* DATASET CONTENT:
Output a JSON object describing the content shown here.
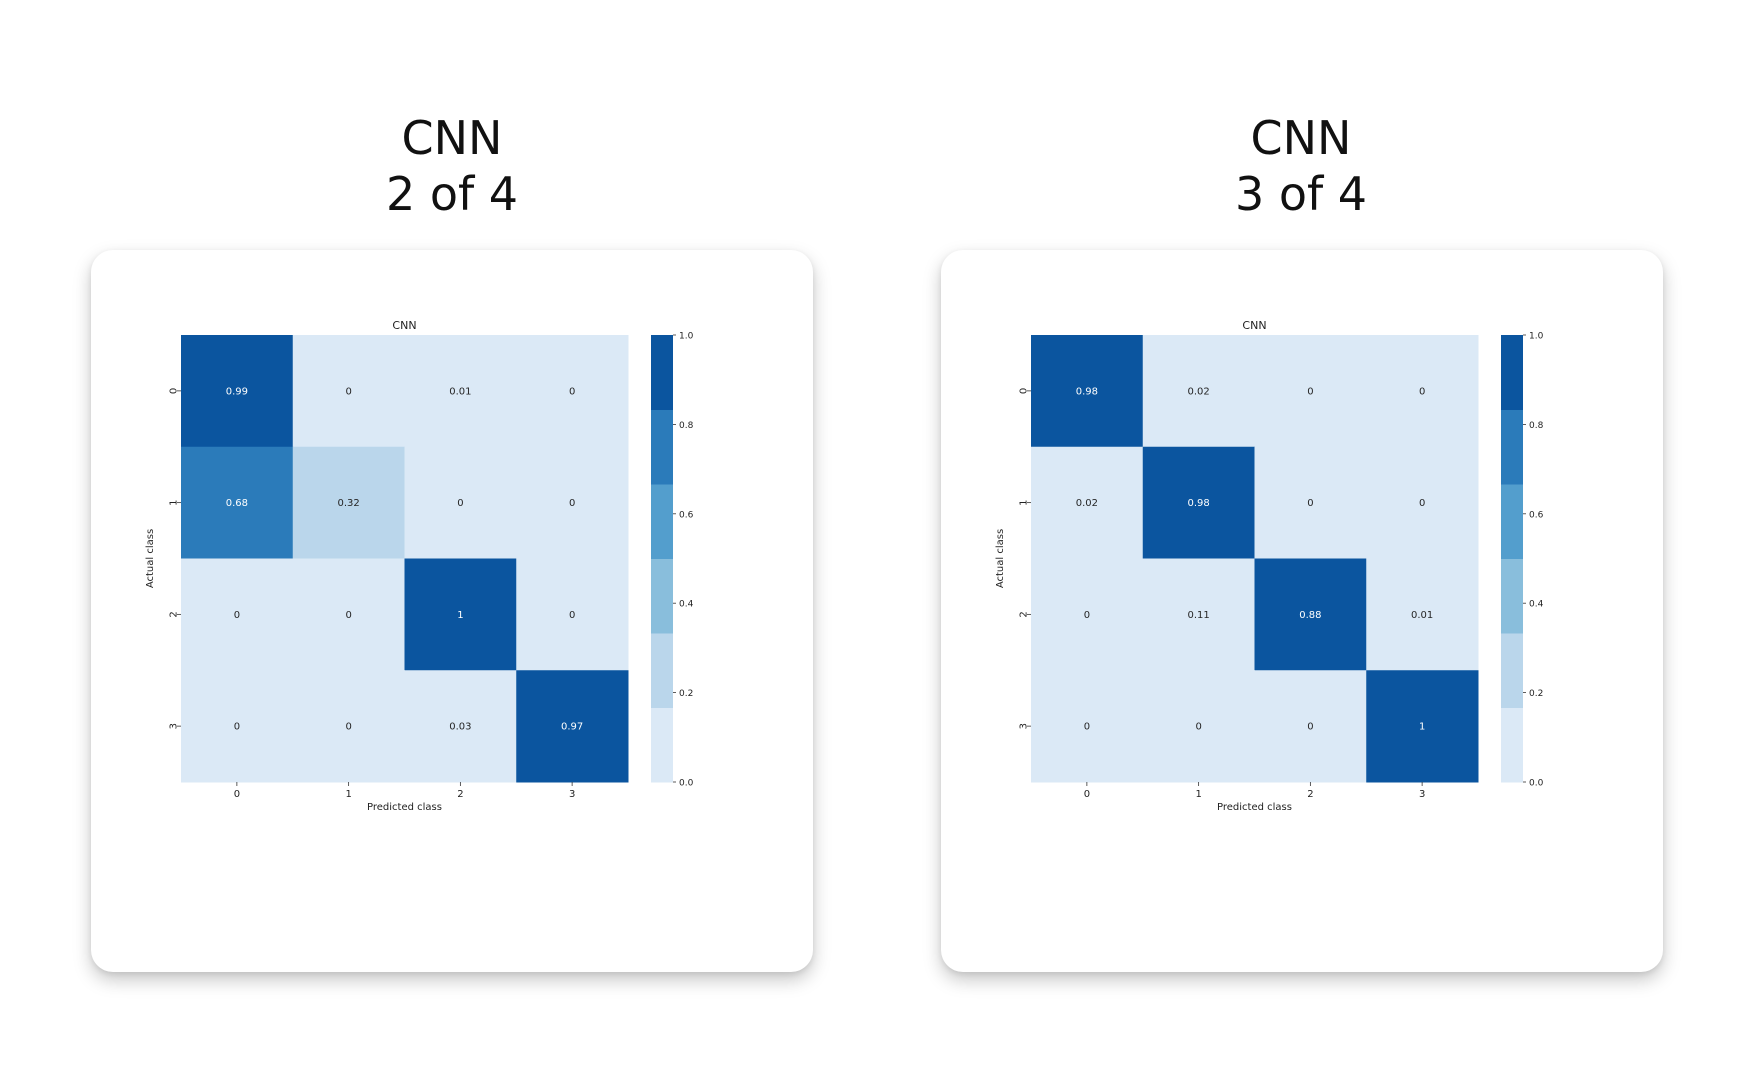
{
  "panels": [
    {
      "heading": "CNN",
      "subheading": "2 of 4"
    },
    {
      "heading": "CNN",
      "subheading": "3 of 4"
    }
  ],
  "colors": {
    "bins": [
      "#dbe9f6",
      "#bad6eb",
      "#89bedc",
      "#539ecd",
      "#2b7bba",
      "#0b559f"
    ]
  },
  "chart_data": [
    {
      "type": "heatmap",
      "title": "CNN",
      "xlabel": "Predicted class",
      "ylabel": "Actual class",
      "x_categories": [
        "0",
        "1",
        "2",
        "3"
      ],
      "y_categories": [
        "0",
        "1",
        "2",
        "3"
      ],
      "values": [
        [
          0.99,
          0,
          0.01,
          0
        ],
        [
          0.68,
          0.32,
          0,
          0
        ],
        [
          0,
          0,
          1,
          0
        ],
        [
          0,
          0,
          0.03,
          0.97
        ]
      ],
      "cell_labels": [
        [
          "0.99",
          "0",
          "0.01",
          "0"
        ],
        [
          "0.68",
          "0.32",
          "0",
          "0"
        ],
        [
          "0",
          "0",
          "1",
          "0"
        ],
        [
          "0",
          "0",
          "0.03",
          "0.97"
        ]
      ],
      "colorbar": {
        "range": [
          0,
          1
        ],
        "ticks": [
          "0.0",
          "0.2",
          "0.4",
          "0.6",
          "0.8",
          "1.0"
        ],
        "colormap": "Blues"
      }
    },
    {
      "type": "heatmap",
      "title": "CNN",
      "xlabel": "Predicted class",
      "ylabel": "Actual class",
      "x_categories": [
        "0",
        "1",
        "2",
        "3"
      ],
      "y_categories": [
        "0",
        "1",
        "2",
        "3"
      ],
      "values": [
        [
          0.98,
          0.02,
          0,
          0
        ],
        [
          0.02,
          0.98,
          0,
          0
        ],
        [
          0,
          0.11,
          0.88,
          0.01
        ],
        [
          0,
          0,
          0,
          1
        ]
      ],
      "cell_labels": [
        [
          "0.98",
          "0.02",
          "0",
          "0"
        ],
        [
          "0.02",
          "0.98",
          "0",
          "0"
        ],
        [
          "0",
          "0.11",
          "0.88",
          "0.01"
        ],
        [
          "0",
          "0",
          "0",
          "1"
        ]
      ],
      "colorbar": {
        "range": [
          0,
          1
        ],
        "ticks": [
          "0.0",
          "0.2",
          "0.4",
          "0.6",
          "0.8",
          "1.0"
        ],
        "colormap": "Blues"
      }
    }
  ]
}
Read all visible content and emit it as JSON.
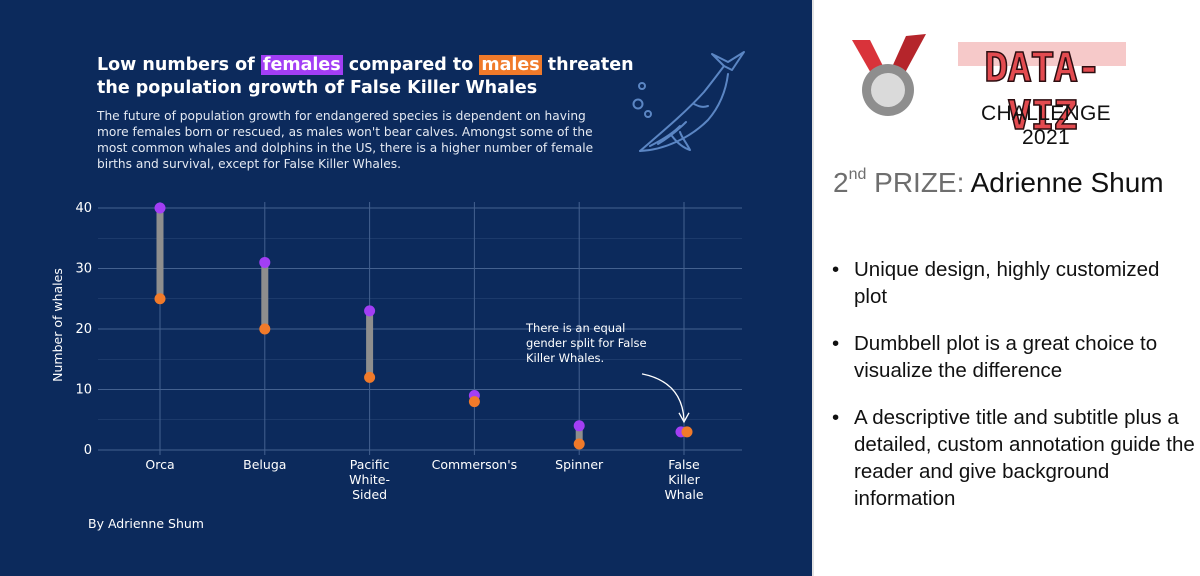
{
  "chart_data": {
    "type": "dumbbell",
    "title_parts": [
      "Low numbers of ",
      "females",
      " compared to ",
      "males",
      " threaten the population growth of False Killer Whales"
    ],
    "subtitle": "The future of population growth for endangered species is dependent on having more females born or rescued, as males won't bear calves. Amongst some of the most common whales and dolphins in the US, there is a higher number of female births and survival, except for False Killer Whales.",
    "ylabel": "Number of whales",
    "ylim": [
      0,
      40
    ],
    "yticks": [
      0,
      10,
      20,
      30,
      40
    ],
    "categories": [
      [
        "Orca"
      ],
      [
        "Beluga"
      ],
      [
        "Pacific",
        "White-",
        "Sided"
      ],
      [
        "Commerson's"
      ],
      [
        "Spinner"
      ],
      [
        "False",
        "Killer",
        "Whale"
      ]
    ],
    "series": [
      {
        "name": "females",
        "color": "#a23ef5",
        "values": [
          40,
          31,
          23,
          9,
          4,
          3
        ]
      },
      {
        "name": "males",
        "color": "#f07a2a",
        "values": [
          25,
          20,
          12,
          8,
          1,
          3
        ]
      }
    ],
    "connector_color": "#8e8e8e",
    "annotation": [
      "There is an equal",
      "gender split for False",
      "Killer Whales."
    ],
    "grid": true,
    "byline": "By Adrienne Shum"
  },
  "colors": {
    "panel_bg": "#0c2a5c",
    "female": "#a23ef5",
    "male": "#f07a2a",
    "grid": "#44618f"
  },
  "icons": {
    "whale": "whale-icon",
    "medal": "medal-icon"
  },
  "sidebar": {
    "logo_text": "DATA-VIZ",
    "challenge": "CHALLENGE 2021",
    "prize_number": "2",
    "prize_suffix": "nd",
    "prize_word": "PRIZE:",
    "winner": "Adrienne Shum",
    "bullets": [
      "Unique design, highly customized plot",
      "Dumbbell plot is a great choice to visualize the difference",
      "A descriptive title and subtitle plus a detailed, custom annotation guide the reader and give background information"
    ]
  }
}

* EXERCISE OBJECTIVE:
Copy the material shown above in full and exactly. Skip the pictures.

* COMPLETE RESPONSE:
Output a JSON object describing the content shown here.
{
  "panels": [
    {
      "heading": "CNN",
      "subheading": "2 of 4"
    },
    {
      "heading": "CNN",
      "subheading": "3 of 4"
    }
  ],
  "colors": {
    "bins": [
      "#dbe9f6",
      "#bad6eb",
      "#89bedc",
      "#539ecd",
      "#2b7bba",
      "#0b559f"
    ]
  },
  "chart_data": [
    {
      "type": "heatmap",
      "title": "CNN",
      "xlabel": "Predicted class",
      "ylabel": "Actual class",
      "x_categories": [
        "0",
        "1",
        "2",
        "3"
      ],
      "y_categories": [
        "0",
        "1",
        "2",
        "3"
      ],
      "values": [
        [
          0.99,
          0,
          0.01,
          0
        ],
        [
          0.68,
          0.32,
          0,
          0
        ],
        [
          0,
          0,
          1,
          0
        ],
        [
          0,
          0,
          0.03,
          0.97
        ]
      ],
      "cell_labels": [
        [
          "0.99",
          "0",
          "0.01",
          "0"
        ],
        [
          "0.68",
          "0.32",
          "0",
          "0"
        ],
        [
          "0",
          "0",
          "1",
          "0"
        ],
        [
          "0",
          "0",
          "0.03",
          "0.97"
        ]
      ],
      "colorbar": {
        "range": [
          0,
          1
        ],
        "ticks": [
          "0.0",
          "0.2",
          "0.4",
          "0.6",
          "0.8",
          "1.0"
        ],
        "colormap": "Blues"
      }
    },
    {
      "type": "heatmap",
      "title": "CNN",
      "xlabel": "Predicted class",
      "ylabel": "Actual class",
      "x_categories": [
        "0",
        "1",
        "2",
        "3"
      ],
      "y_categories": [
        "0",
        "1",
        "2",
        "3"
      ],
      "values": [
        [
          0.98,
          0.02,
          0,
          0
        ],
        [
          0.02,
          0.98,
          0,
          0
        ],
        [
          0,
          0.11,
          0.88,
          0.01
        ],
        [
          0,
          0,
          0,
          1
        ]
      ],
      "cell_labels": [
        [
          "0.98",
          "0.02",
          "0",
          "0"
        ],
        [
          "0.02",
          "0.98",
          "0",
          "0"
        ],
        [
          "0",
          "0.11",
          "0.88",
          "0.01"
        ],
        [
          "0",
          "0",
          "0",
          "1"
        ]
      ],
      "colorbar": {
        "range": [
          0,
          1
        ],
        "ticks": [
          "0.0",
          "0.2",
          "0.4",
          "0.6",
          "0.8",
          "1.0"
        ],
        "colormap": "Blues"
      }
    }
  ]
}
Read all visible content and emit it as JSON.
{
  "chart_data": {
    "type": "dumbbell",
    "title_parts": [
      "Low numbers of ",
      "females",
      " compared to ",
      "males",
      " threaten the population growth of False Killer Whales"
    ],
    "subtitle": "The future of population growth for endangered species is dependent on having more females born or rescued, as males won't bear calves. Amongst some of the most common whales and dolphins in the US, there is a higher number of female births and survival, except for False Killer Whales.",
    "ylabel": "Number of whales",
    "ylim": [
      0,
      40
    ],
    "yticks": [
      0,
      10,
      20,
      30,
      40
    ],
    "categories": [
      [
        "Orca"
      ],
      [
        "Beluga"
      ],
      [
        "Pacific",
        "White-",
        "Sided"
      ],
      [
        "Commerson's"
      ],
      [
        "Spinner"
      ],
      [
        "False",
        "Killer",
        "Whale"
      ]
    ],
    "series": [
      {
        "name": "females",
        "color": "#a23ef5",
        "values": [
          40,
          31,
          23,
          9,
          4,
          3
        ]
      },
      {
        "name": "males",
        "color": "#f07a2a",
        "values": [
          25,
          20,
          12,
          8,
          1,
          3
        ]
      }
    ],
    "connector_color": "#8e8e8e",
    "annotation": [
      "There is an equal",
      "gender split for False",
      "Killer Whales."
    ],
    "grid": true,
    "byline": "By Adrienne Shum"
  },
  "colors": {
    "panel_bg": "#0c2a5c",
    "female": "#a23ef5",
    "male": "#f07a2a",
    "grid": "#44618f"
  },
  "icons": {
    "whale": "whale-icon",
    "medal": "medal-icon"
  },
  "sidebar": {
    "logo_text": "DATA-VIZ",
    "challenge": "CHALLENGE 2021",
    "prize_number": "2",
    "prize_suffix": "nd",
    "prize_word": "PRIZE:",
    "winner": "Adrienne Shum",
    "bullets": [
      "Unique design, highly customized plot",
      "Dumbbell plot is a great choice to visualize the difference",
      "A descriptive title and subtitle plus a detailed, custom annotation guide the reader and give background information"
    ]
  }
}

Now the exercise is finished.